Only the lines from the one holding "Extract the structured" to the end of the data should be echoed, exactly as they appear, minus the pictures.

● ● ● ● ●

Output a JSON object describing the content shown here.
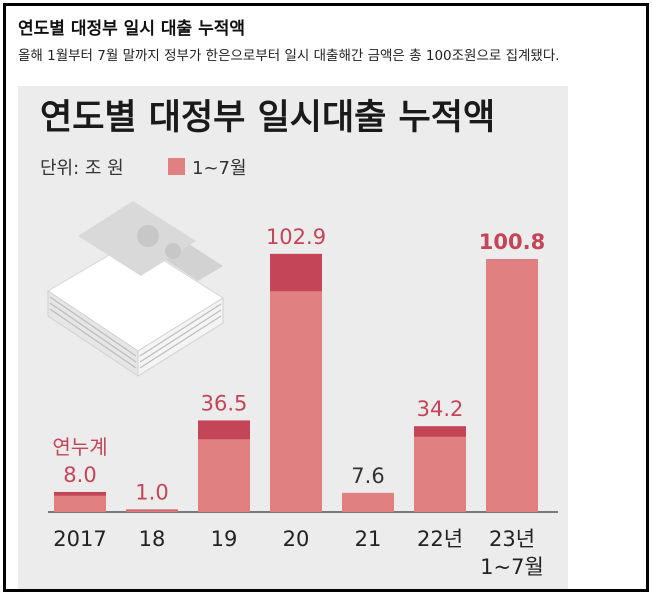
{
  "heading": "연도별 대정부 일시 대출 누적액",
  "subheading": "올해 1월부터 7월 말까지 정부가 한은으로부터 일시 대출해간 금액은 총 100조원으로 집계됐다.",
  "chart_data": {
    "type": "bar",
    "title": "연도별 대정부 일시대출 누적액",
    "unit_label": "단위: 조 원",
    "legend": [
      {
        "label": "1~7월",
        "color": "#e08080"
      }
    ],
    "annotation": "연누계",
    "categories": [
      "2017",
      "18",
      "19",
      "20",
      "21",
      "22년",
      "23년\n1~7월"
    ],
    "series": [
      {
        "name": "1~7월",
        "color": "#e08080",
        "values": [
          6.5,
          0.5,
          29.0,
          88.0,
          7.6,
          30.0,
          100.8
        ]
      },
      {
        "name": "연누계",
        "color": "#c44558",
        "values": [
          8.0,
          1.0,
          36.5,
          102.9,
          7.6,
          34.2,
          100.8
        ]
      }
    ],
    "value_labels": [
      "8.0",
      "1.0",
      "36.5",
      "102.9",
      "7.6",
      "34.2",
      "100.8"
    ],
    "label_colors": [
      "#c44558",
      "#c44558",
      "#c44558",
      "#c44558",
      "#333333",
      "#c44558",
      "#c44558"
    ],
    "ylim": [
      0,
      110
    ],
    "grid": false
  }
}
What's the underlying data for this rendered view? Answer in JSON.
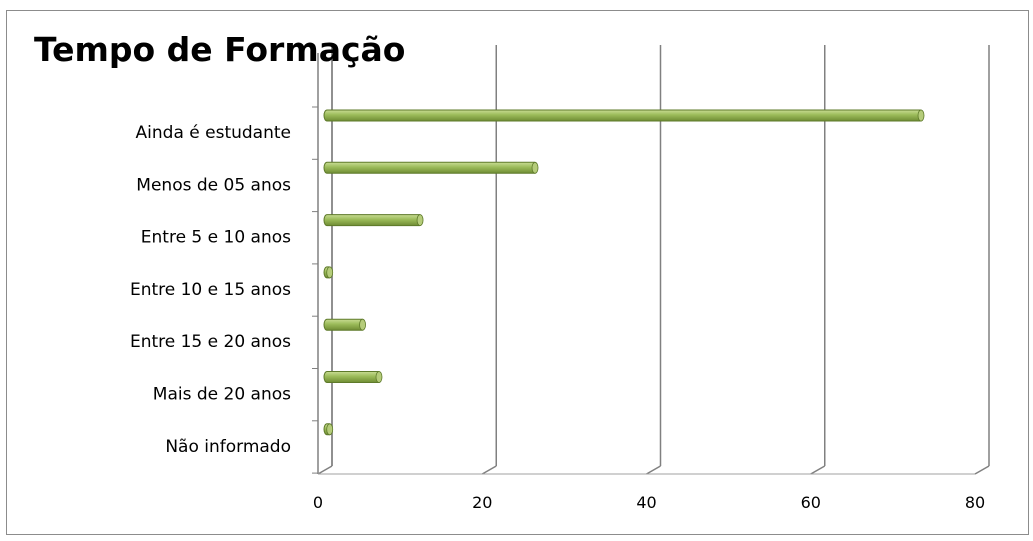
{
  "chart_data": {
    "type": "bar",
    "orientation": "horizontal",
    "title": "Tempo de Formação",
    "categories": [
      "Ainda é estudante",
      "Menos de 05 anos",
      "Entre 5 e 10 anos",
      "Entre 10 e 15 anos",
      "Entre 15 e 20 anos",
      "Mais de 20 anos",
      "Não informado"
    ],
    "values": [
      73,
      26,
      12,
      1,
      5,
      7,
      1
    ],
    "xlim": [
      0,
      80
    ],
    "xticks": [
      "0",
      "20",
      "40",
      "60",
      "80"
    ],
    "grid": true,
    "legend": "none",
    "bar_color": "#9bbb59",
    "bar_edge_color": "#5e7a2a",
    "grid_color": "#808080"
  }
}
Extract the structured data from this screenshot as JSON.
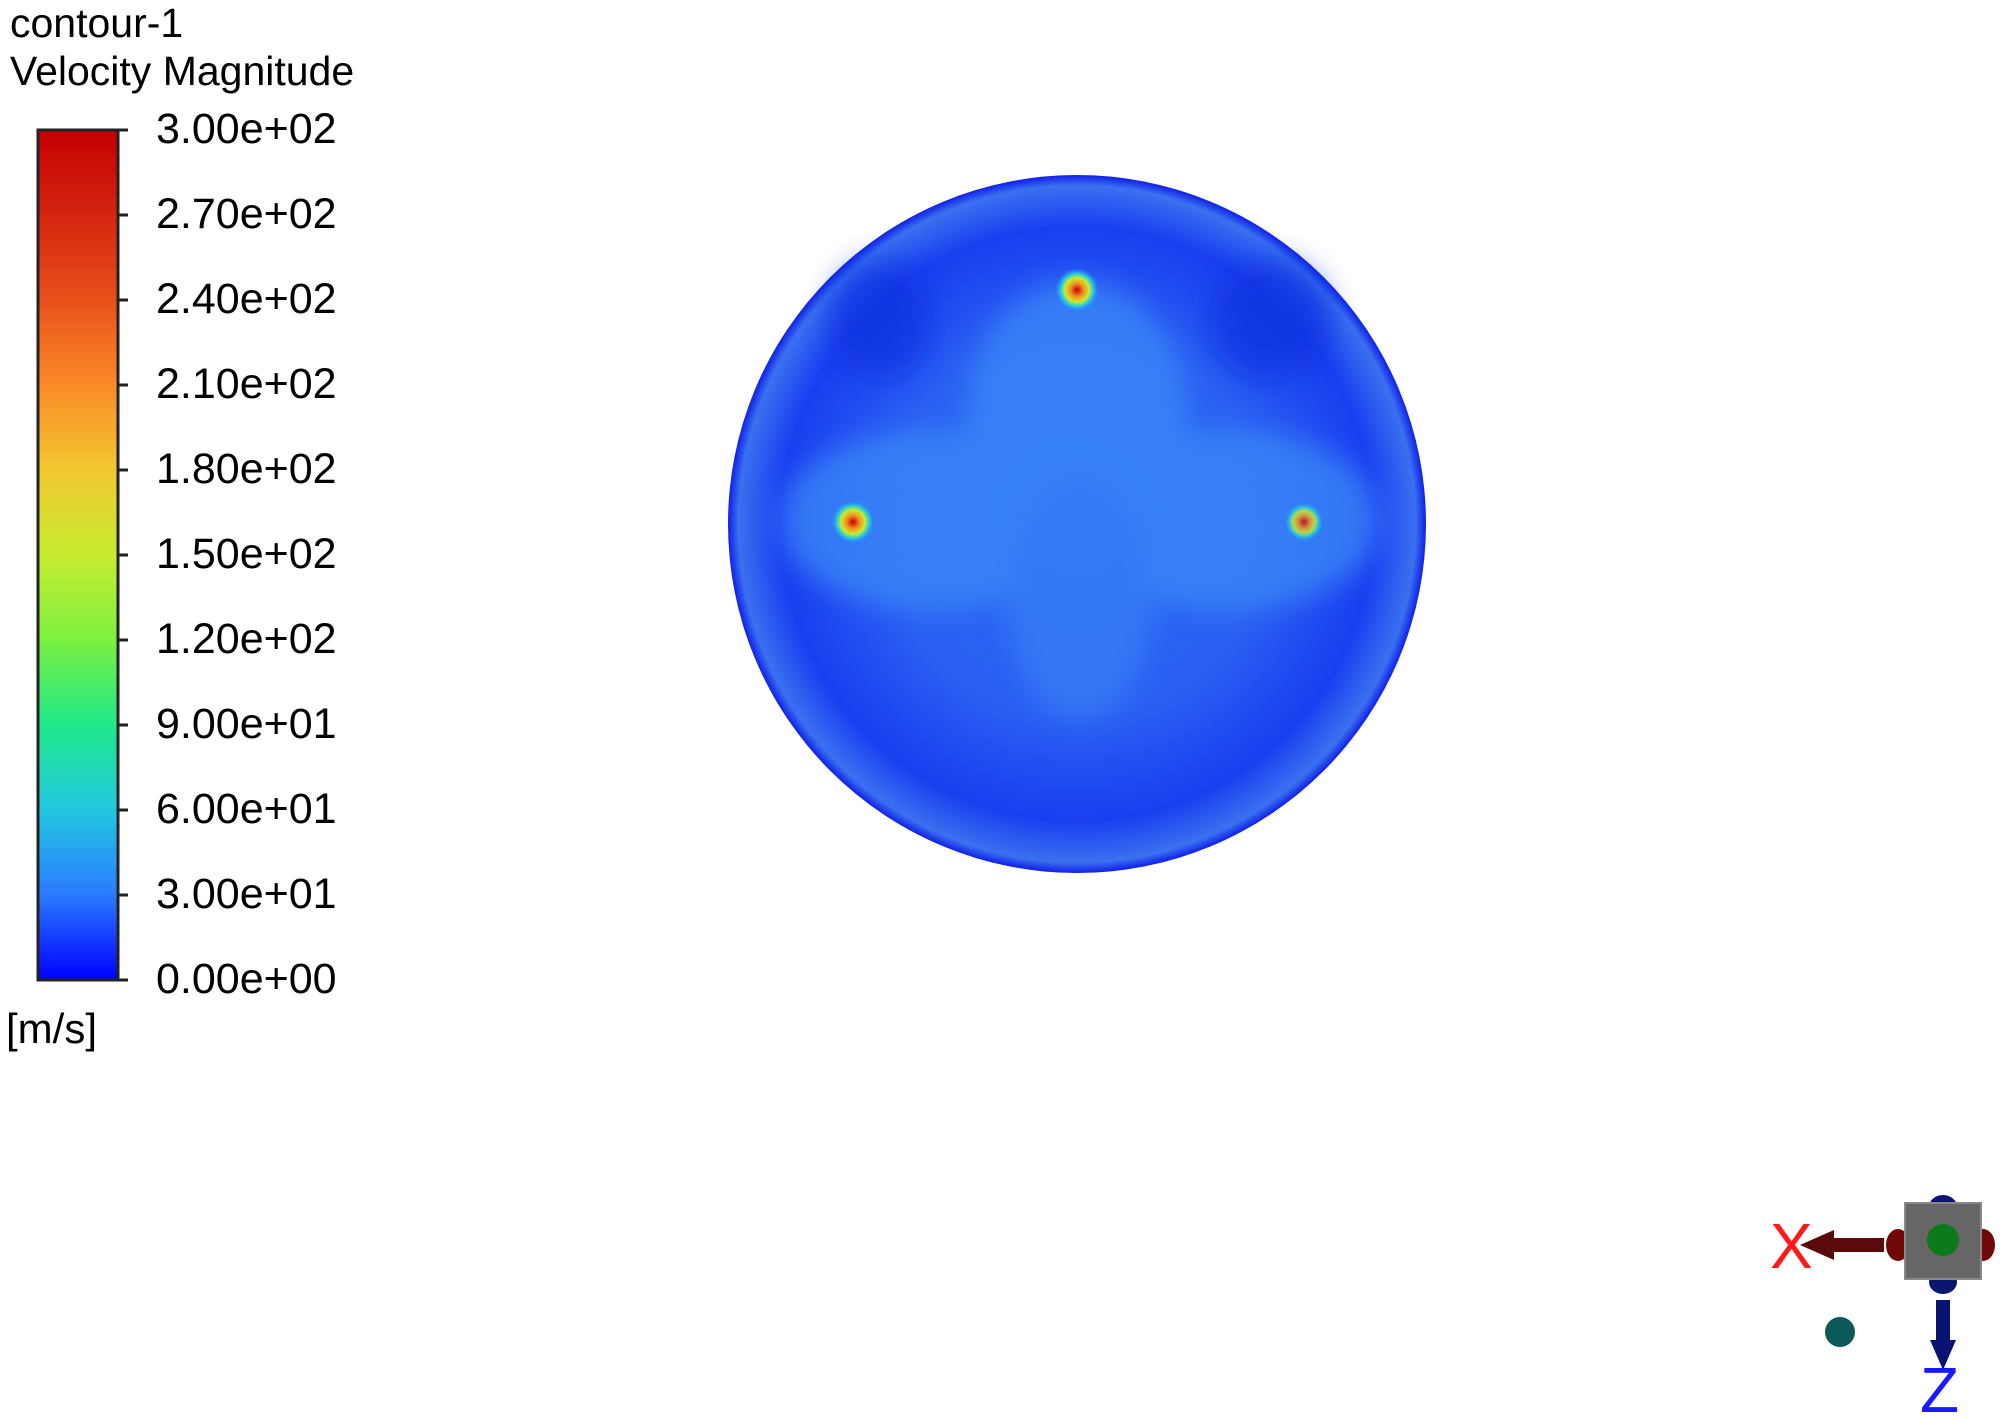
{
  "chart_data": {
    "type": "heatmap",
    "title": "contour-1",
    "subtitle": "Velocity Magnitude",
    "colorbar": {
      "unit": "[m/s]",
      "range": [
        0,
        300
      ],
      "ticks": [
        "3.00e+02",
        "2.70e+02",
        "2.40e+02",
        "2.10e+02",
        "1.80e+02",
        "1.50e+02",
        "1.20e+02",
        "9.00e+01",
        "6.00e+01",
        "3.00e+01",
        "0.00e+00"
      ],
      "tick_values": [
        300,
        270,
        240,
        210,
        180,
        150,
        120,
        90,
        60,
        30,
        0
      ],
      "colormap": [
        "#0000ff",
        "#2a7bff",
        "#22c8e0",
        "#20e88a",
        "#7cf040",
        "#c8ec30",
        "#f2c830",
        "#fb8a28",
        "#e8501a",
        "#d42510",
        "#c40000"
      ]
    },
    "field": {
      "shape": "circle",
      "background_color": "#1e4cf0",
      "hotspots": [
        {
          "position": "top",
          "peak_value": 260
        },
        {
          "position": "left",
          "peak_value": 270
        },
        {
          "position": "right",
          "peak_value": 200
        }
      ]
    }
  },
  "axis_triad": {
    "x_label": "X",
    "z_label": "Z",
    "x_color": "#ff1a1a",
    "z_color": "#1a1aff"
  }
}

● ● ● ● ●

IN RESPONSE:
Extract the structured data from this screenshot as JSON.
{
  "chart_data": {
    "type": "heatmap",
    "title": "contour-1",
    "subtitle": "Velocity Magnitude",
    "colorbar": {
      "unit": "[m/s]",
      "range": [
        0,
        300
      ],
      "ticks": [
        "3.00e+02",
        "2.70e+02",
        "2.40e+02",
        "2.10e+02",
        "1.80e+02",
        "1.50e+02",
        "1.20e+02",
        "9.00e+01",
        "6.00e+01",
        "3.00e+01",
        "0.00e+00"
      ],
      "tick_values": [
        300,
        270,
        240,
        210,
        180,
        150,
        120,
        90,
        60,
        30,
        0
      ],
      "colormap": [
        "#0000ff",
        "#2a7bff",
        "#22c8e0",
        "#20e88a",
        "#7cf040",
        "#c8ec30",
        "#f2c830",
        "#fb8a28",
        "#e8501a",
        "#d42510",
        "#c40000"
      ]
    },
    "field": {
      "shape": "circle",
      "background_color": "#1e4cf0",
      "hotspots": [
        {
          "position": "top",
          "peak_value": 260
        },
        {
          "position": "left",
          "peak_value": 270
        },
        {
          "position": "right",
          "peak_value": 200
        }
      ]
    }
  },
  "axis_triad": {
    "x_label": "X",
    "z_label": "Z",
    "x_color": "#ff1a1a",
    "z_color": "#1a1aff"
  }
}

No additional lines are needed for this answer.